Stored data:
(begin)

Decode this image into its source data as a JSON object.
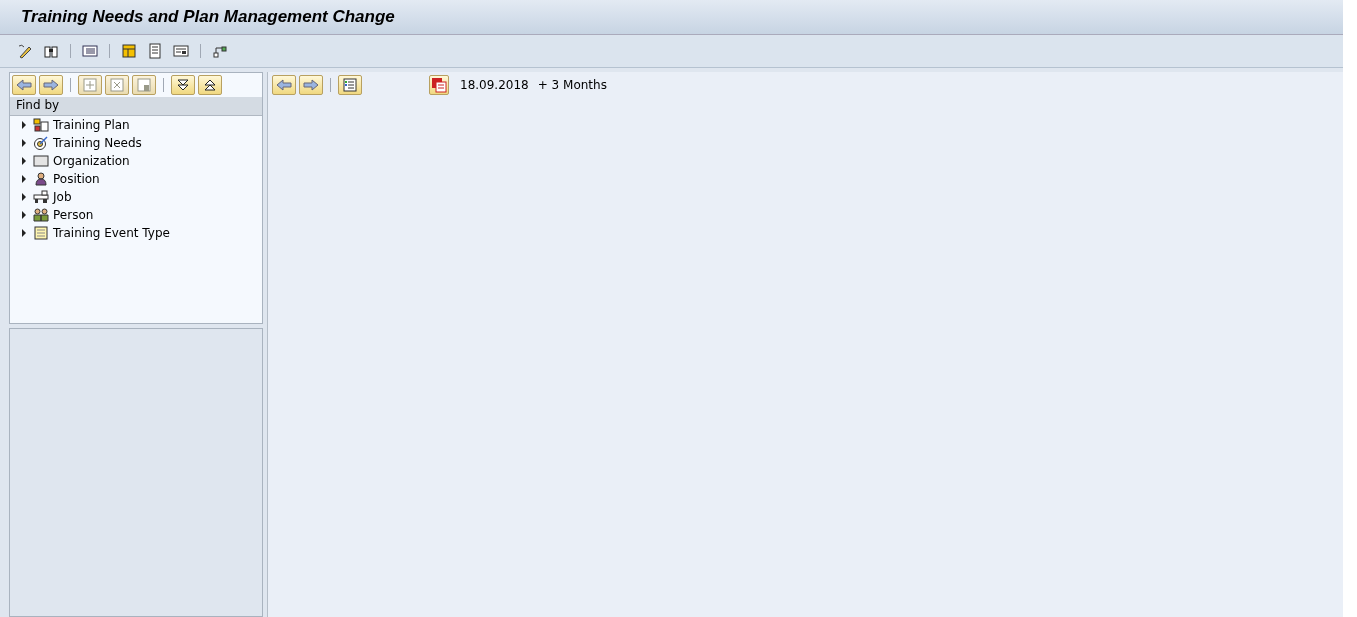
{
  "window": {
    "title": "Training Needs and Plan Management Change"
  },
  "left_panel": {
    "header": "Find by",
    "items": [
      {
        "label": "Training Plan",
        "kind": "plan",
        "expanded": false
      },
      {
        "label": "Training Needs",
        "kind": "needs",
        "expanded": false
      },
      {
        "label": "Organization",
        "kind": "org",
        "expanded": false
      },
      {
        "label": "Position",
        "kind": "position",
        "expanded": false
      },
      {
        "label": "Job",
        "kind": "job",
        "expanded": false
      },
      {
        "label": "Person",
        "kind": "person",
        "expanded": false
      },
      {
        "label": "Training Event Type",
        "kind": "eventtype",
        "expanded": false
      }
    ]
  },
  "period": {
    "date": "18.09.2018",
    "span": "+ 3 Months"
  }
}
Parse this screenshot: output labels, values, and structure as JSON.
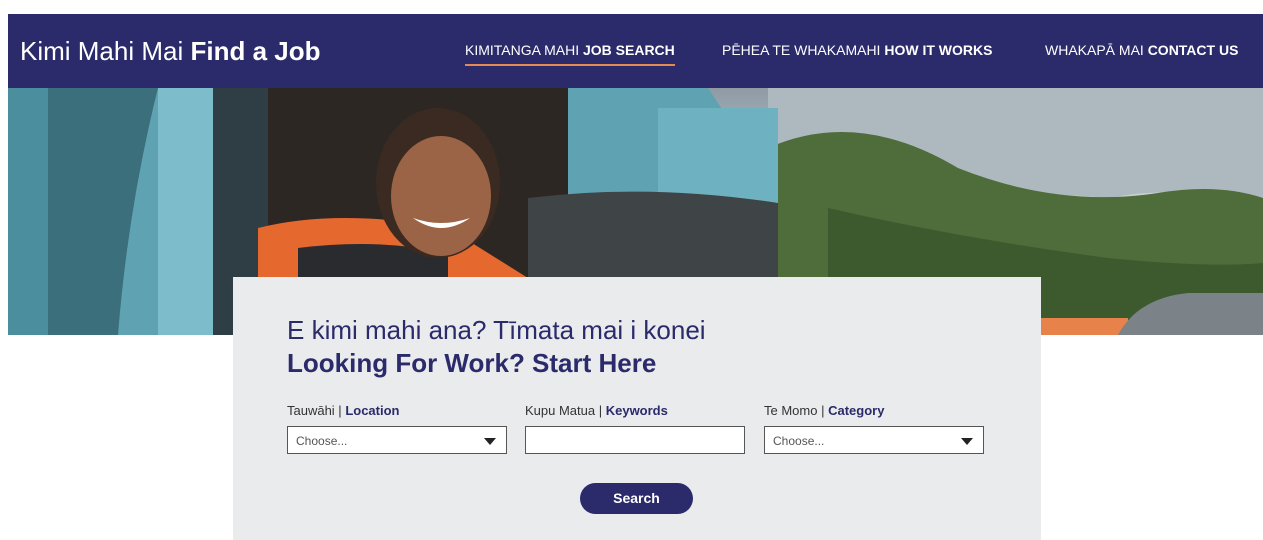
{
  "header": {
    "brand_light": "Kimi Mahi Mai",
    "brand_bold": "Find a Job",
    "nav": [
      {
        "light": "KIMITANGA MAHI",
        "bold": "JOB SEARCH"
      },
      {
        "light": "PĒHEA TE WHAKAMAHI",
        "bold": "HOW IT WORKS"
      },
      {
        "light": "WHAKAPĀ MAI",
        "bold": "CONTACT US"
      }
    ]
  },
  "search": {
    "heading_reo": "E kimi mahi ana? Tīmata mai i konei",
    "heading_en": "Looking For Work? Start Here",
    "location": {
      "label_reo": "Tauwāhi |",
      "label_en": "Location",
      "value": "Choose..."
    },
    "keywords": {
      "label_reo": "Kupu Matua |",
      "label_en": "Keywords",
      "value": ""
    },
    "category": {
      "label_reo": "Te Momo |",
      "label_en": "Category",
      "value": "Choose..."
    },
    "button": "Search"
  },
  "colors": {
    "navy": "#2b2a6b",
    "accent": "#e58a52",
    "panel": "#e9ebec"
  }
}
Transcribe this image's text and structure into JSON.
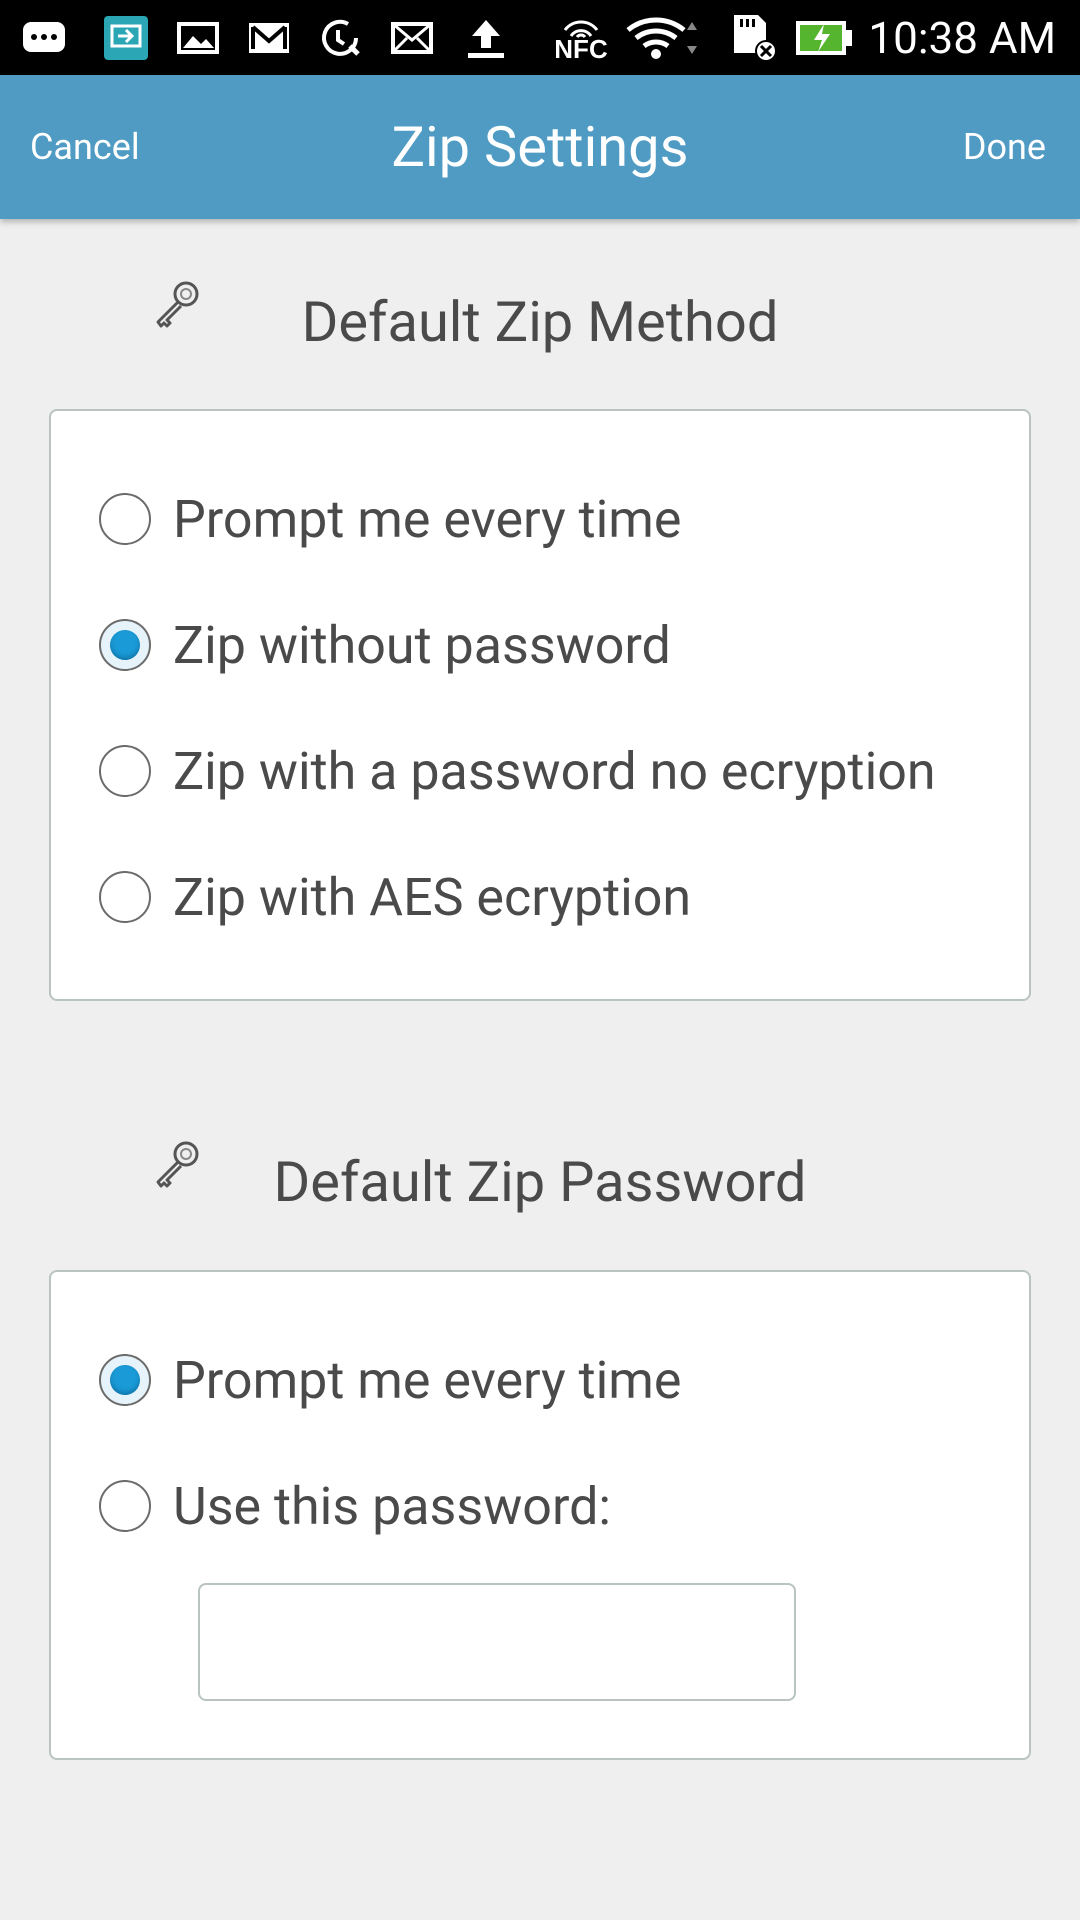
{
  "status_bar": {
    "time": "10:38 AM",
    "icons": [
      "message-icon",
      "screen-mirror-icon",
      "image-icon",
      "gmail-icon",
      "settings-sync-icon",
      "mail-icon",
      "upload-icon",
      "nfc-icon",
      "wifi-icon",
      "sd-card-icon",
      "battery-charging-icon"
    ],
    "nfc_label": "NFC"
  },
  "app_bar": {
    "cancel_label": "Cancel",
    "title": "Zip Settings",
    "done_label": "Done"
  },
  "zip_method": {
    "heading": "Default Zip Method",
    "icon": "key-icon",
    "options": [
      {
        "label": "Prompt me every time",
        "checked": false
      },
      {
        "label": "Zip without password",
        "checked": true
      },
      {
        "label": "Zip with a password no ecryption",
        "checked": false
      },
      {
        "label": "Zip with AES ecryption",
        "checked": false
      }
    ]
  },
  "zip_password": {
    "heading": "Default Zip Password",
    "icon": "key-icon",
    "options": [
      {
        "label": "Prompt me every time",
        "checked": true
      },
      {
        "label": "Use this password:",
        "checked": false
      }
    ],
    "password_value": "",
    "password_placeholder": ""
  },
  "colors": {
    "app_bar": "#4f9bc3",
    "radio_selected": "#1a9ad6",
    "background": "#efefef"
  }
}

(end)
(begin)

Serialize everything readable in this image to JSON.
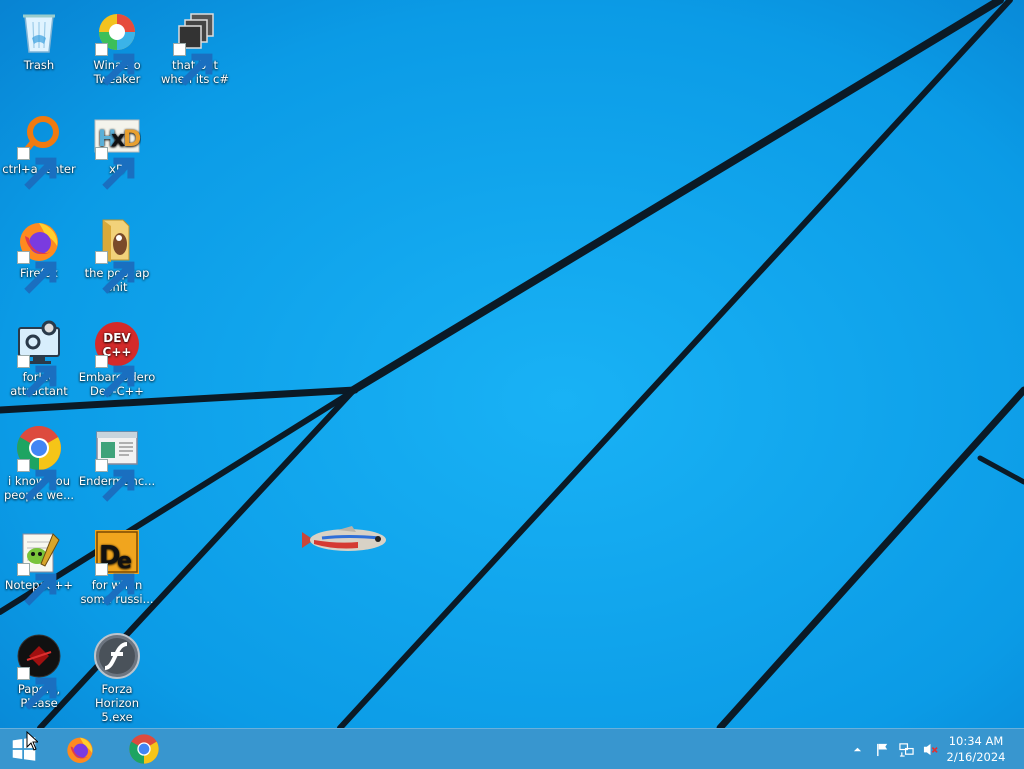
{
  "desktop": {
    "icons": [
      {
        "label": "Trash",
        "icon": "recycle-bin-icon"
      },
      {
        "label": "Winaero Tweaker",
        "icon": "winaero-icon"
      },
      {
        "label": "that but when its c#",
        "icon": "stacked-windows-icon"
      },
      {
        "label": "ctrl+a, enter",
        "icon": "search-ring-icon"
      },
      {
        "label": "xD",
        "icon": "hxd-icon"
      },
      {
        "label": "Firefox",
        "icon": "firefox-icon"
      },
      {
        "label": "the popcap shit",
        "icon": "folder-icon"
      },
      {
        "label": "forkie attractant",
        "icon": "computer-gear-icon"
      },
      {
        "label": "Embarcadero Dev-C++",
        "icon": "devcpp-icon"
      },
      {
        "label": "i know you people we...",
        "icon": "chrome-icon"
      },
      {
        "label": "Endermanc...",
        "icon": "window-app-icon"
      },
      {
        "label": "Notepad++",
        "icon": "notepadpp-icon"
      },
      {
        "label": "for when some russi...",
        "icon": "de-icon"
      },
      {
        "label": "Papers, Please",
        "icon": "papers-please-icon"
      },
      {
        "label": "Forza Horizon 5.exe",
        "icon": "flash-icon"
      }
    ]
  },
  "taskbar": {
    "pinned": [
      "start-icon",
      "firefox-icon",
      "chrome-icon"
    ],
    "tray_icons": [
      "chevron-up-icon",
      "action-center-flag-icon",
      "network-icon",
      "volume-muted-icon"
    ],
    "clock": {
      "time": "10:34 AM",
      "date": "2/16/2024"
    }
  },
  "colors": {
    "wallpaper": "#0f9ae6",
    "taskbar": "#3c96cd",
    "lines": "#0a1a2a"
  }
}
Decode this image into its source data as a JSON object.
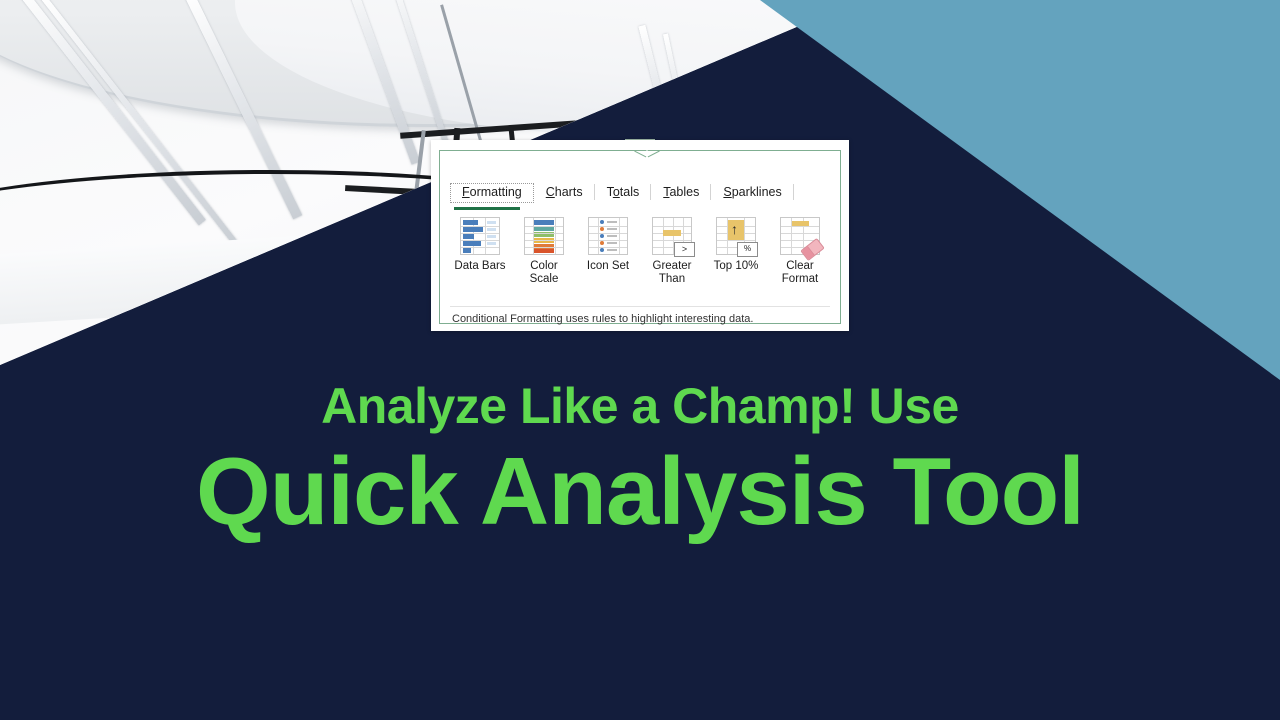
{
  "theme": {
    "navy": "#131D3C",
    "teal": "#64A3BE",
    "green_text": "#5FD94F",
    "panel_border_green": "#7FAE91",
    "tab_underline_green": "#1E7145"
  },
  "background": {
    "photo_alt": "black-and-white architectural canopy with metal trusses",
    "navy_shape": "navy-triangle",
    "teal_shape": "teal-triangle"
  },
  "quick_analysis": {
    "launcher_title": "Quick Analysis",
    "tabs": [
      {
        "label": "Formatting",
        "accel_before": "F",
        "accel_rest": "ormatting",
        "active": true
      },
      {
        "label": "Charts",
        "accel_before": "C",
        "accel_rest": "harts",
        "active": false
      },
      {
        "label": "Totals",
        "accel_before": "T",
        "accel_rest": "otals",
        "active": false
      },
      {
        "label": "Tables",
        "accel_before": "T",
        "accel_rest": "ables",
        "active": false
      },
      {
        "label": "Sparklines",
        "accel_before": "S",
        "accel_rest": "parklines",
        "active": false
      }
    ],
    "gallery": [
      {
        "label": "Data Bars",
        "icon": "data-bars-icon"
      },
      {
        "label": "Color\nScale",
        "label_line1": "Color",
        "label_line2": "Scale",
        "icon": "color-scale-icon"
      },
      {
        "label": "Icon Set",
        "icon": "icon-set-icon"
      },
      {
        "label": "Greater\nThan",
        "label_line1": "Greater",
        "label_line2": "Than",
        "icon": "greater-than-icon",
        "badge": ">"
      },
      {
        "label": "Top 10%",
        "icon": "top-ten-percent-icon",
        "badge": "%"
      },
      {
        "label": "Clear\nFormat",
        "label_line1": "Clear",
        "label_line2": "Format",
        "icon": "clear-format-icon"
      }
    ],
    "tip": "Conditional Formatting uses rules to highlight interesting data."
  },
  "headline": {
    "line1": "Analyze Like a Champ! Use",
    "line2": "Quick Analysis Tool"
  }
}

(end)

__Exercise task__: Of the lines above, how many hold the string "when"? Answer with only the number.

__Answer for the task__: 2